**Work to do**
Retype all of the data. Every line must match exactly.

## Start Entries

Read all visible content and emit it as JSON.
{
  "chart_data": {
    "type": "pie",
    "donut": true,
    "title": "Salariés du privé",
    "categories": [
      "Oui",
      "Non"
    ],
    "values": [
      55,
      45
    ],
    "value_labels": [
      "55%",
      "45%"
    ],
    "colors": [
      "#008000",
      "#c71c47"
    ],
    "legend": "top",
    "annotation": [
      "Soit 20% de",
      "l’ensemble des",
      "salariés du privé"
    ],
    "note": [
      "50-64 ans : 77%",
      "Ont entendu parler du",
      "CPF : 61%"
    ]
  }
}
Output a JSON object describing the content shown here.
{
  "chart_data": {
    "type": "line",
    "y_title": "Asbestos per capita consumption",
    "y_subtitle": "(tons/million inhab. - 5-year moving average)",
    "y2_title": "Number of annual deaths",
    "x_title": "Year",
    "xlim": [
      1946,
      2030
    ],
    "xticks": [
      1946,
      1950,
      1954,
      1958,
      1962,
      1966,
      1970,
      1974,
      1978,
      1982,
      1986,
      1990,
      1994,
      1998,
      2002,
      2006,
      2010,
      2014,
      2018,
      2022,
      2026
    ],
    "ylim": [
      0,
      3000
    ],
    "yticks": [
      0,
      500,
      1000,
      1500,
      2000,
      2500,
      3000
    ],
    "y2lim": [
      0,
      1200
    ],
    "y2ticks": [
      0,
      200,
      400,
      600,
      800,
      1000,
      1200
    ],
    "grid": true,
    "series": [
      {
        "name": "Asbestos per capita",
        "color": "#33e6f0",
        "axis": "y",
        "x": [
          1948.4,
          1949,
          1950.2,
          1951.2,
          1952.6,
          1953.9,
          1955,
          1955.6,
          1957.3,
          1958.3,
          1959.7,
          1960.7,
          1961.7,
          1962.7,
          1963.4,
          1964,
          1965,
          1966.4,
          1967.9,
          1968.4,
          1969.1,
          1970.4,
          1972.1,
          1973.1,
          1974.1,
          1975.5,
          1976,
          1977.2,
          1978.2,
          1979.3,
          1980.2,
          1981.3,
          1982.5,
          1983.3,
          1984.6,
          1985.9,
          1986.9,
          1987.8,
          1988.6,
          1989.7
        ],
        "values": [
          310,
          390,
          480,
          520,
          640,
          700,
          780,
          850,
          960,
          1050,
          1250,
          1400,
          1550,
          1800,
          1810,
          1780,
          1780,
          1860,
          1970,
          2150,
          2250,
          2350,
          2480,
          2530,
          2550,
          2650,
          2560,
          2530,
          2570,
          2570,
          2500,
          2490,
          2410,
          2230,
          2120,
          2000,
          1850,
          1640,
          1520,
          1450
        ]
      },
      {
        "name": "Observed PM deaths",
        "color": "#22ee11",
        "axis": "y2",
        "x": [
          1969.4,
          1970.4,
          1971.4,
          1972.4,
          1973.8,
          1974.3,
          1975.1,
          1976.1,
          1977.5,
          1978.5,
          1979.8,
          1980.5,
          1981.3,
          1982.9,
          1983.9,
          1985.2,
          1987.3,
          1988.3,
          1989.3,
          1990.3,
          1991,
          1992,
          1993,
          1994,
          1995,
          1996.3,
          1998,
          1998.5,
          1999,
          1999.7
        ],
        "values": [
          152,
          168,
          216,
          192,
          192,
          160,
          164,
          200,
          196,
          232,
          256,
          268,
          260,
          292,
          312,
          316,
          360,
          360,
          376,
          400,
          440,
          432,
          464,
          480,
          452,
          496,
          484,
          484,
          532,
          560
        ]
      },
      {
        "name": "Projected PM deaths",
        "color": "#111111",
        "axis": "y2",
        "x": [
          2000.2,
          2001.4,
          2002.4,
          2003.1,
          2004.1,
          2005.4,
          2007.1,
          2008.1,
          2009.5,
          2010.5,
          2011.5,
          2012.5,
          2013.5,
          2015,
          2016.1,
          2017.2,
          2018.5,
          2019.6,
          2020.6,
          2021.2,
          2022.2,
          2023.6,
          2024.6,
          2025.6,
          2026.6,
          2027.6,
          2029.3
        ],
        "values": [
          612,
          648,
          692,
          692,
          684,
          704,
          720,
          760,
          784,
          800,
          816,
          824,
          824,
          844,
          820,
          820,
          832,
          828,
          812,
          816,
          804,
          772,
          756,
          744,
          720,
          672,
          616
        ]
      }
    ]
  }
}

## End Entries

**The answer**
Read all visible content and emit it as JSON.
{
  "chart_data": {
    "type": "pie",
    "donut": true,
    "title": "Salariés du privé",
    "categories": [
      "Oui",
      "Non"
    ],
    "values": [
      55,
      45
    ],
    "value_labels": [
      "55%",
      "45%"
    ],
    "colors": [
      "#008000",
      "#c71c47"
    ],
    "legend": "top",
    "annotation": [
      "Soit 20% de",
      "l’ensemble des",
      "salariés du privé"
    ],
    "note": [
      "50-64 ans : 77%",
      "Ont entendu parler du",
      "CPF : 61%"
    ]
  }
}
Output a JSON object describing the content shown here.
{
  "chart_data": {
    "type": "line",
    "y_title": "Asbestos per capita consumption",
    "y_subtitle": "(tons/million inhab. - 5-year moving average)",
    "y2_title": "Number of annual deaths",
    "x_title": "Year",
    "xlim": [
      1946,
      2030
    ],
    "xticks": [
      1946,
      1950,
      1954,
      1958,
      1962,
      1966,
      1970,
      1974,
      1978,
      1982,
      1986,
      1990,
      1994,
      1998,
      2002,
      2006,
      2010,
      2014,
      2018,
      2022,
      2026
    ],
    "ylim": [
      0,
      3000
    ],
    "yticks": [
      0,
      500,
      1000,
      1500,
      2000,
      2500,
      3000
    ],
    "y2lim": [
      0,
      1200
    ],
    "y2ticks": [
      0,
      200,
      400,
      600,
      800,
      1000,
      1200
    ],
    "grid": true,
    "series": [
      {
        "name": "Asbestos per capita",
        "color": "#33e6f0",
        "axis": "y",
        "x": [
          1948.4,
          1949,
          1950.2,
          1951.2,
          1952.6,
          1953.9,
          1955,
          1955.6,
          1957.3,
          1958.3,
          1959.7,
          1960.7,
          1961.7,
          1962.7,
          1963.4,
          1964,
          1965,
          1966.4,
          1967.9,
          1968.4,
          1969.1,
          1970.4,
          1972.1,
          1973.1,
          1974.1,
          1975.5,
          1976,
          1977.2,
          1978.2,
          1979.3,
          1980.2,
          1981.3,
          1982.5,
          1983.3,
          1984.6,
          1985.9,
          1986.9,
          1987.8,
          1988.6,
          1989.7
        ],
        "values": [
          310,
          390,
          480,
          520,
          640,
          700,
          780,
          850,
          960,
          1050,
          1250,
          1400,
          1550,
          1800,
          1810,
          1780,
          1780,
          1860,
          1970,
          2150,
          2250,
          2350,
          2480,
          2530,
          2550,
          2650,
          2560,
          2530,
          2570,
          2570,
          2500,
          2490,
          2410,
          2230,
          2120,
          2000,
          1850,
          1640,
          1520,
          1450
        ]
      },
      {
        "name": "Observed PM deaths",
        "color": "#22ee11",
        "axis": "y2",
        "x": [
          1969.4,
          1970.4,
          1971.4,
          1972.4,
          1973.8,
          1974.3,
          1975.1,
          1976.1,
          1977.5,
          1978.5,
          1979.8,
          1980.5,
          1981.3,
          1982.9,
          1983.9,
          1985.2,
          1987.3,
          1988.3,
          1989.3,
          1990.3,
          1991,
          1992,
          1993,
          1994,
          1995,
          1996.3,
          1998,
          1998.5,
          1999,
          1999.7
        ],
        "values": [
          152,
          168,
          216,
          192,
          192,
          160,
          164,
          200,
          196,
          232,
          256,
          268,
          260,
          292,
          312,
          316,
          360,
          360,
          376,
          400,
          440,
          432,
          464,
          480,
          452,
          496,
          484,
          484,
          532,
          560
        ]
      },
      {
        "name": "Projected PM deaths",
        "color": "#111111",
        "axis": "y2",
        "x": [
          2000.2,
          2001.4,
          2002.4,
          2003.1,
          2004.1,
          2005.4,
          2007.1,
          2008.1,
          2009.5,
          2010.5,
          2011.5,
          2012.5,
          2013.5,
          2015,
          2016.1,
          2017.2,
          2018.5,
          2019.6,
          2020.6,
          2021.2,
          2022.2,
          2023.6,
          2024.6,
          2025.6,
          2026.6,
          2027.6,
          2029.3
        ],
        "values": [
          612,
          648,
          692,
          692,
          684,
          704,
          720,
          760,
          784,
          800,
          816,
          824,
          824,
          844,
          820,
          820,
          832,
          828,
          812,
          816,
          804,
          772,
          756,
          744,
          720,
          672,
          616
        ]
      }
    ]
  }
}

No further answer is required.